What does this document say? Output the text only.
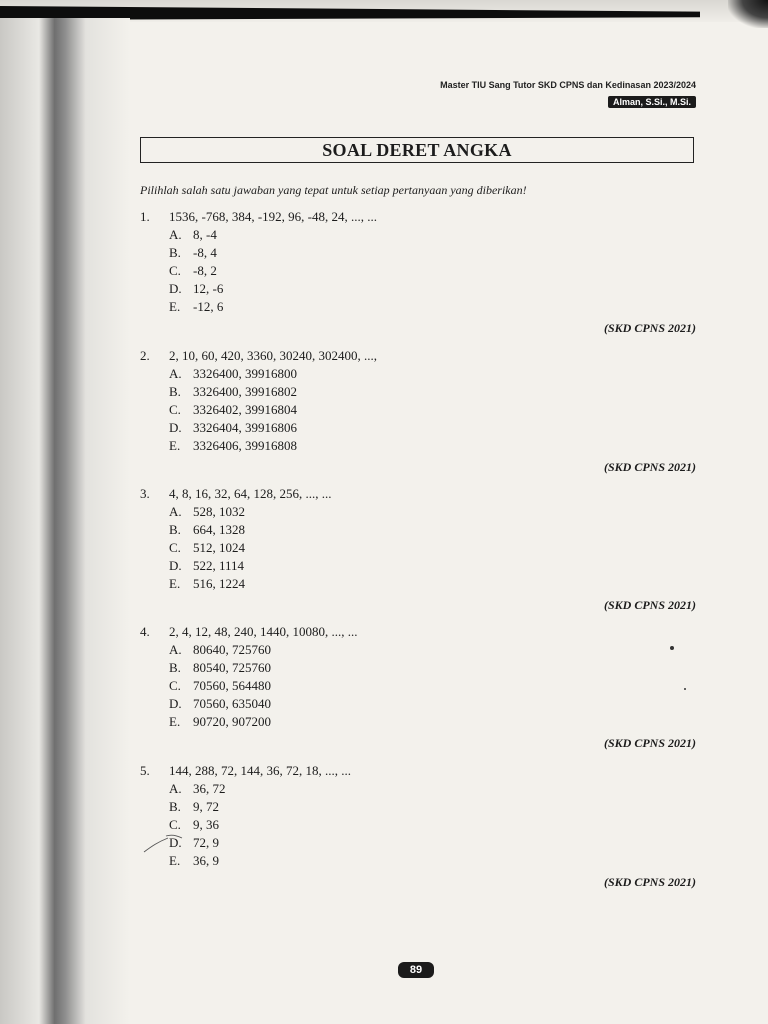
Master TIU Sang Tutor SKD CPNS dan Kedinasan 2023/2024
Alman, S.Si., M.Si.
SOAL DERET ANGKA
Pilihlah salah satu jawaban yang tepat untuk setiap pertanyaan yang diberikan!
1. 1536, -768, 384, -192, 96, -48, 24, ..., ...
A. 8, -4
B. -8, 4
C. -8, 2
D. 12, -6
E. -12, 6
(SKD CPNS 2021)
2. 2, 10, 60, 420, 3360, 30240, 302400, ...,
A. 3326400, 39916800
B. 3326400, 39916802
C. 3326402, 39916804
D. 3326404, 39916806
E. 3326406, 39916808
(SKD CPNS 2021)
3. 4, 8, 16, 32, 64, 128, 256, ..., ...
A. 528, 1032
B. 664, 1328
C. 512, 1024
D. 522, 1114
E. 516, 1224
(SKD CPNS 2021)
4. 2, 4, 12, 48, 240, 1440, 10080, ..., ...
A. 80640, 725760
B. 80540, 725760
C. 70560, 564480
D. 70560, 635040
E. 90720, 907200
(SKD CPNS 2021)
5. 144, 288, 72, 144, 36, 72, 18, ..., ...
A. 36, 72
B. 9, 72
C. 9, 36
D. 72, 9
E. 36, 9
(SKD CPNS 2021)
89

....

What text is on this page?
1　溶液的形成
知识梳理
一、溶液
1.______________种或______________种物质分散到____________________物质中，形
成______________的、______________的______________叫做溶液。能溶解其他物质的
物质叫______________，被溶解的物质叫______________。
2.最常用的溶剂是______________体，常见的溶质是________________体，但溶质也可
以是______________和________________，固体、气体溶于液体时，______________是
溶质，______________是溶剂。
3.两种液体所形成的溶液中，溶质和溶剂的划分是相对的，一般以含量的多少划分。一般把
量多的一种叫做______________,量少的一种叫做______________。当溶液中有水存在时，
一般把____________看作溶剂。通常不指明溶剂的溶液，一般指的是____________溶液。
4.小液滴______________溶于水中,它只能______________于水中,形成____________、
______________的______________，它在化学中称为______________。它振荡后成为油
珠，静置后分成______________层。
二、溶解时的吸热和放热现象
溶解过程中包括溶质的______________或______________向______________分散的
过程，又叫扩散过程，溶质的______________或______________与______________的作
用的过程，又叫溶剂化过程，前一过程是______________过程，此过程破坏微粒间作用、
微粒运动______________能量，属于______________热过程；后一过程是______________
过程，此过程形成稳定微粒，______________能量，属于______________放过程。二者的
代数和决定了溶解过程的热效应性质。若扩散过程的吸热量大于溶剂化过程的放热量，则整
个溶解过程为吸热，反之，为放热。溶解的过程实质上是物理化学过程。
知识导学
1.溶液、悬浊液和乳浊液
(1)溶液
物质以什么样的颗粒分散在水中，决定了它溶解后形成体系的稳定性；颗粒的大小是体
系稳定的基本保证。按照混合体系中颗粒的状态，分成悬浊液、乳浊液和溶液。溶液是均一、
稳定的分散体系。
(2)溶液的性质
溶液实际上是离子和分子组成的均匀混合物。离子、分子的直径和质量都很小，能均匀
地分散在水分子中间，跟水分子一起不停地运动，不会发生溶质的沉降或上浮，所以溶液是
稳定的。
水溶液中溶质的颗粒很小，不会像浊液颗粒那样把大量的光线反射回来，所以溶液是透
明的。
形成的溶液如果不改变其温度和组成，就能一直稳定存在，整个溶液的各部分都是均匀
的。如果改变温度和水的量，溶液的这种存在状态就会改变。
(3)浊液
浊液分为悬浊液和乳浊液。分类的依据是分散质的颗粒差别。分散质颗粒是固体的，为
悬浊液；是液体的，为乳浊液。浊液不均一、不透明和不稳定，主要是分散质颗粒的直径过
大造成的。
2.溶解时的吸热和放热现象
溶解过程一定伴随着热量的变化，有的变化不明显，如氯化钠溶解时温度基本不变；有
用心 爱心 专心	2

....

> **WORK TO BE COMPLETED**: Copy each line containing the word "this" from the data.

> **REPLY TO THE TASK**:
What does this document say? Output the text only.
What text is on this page?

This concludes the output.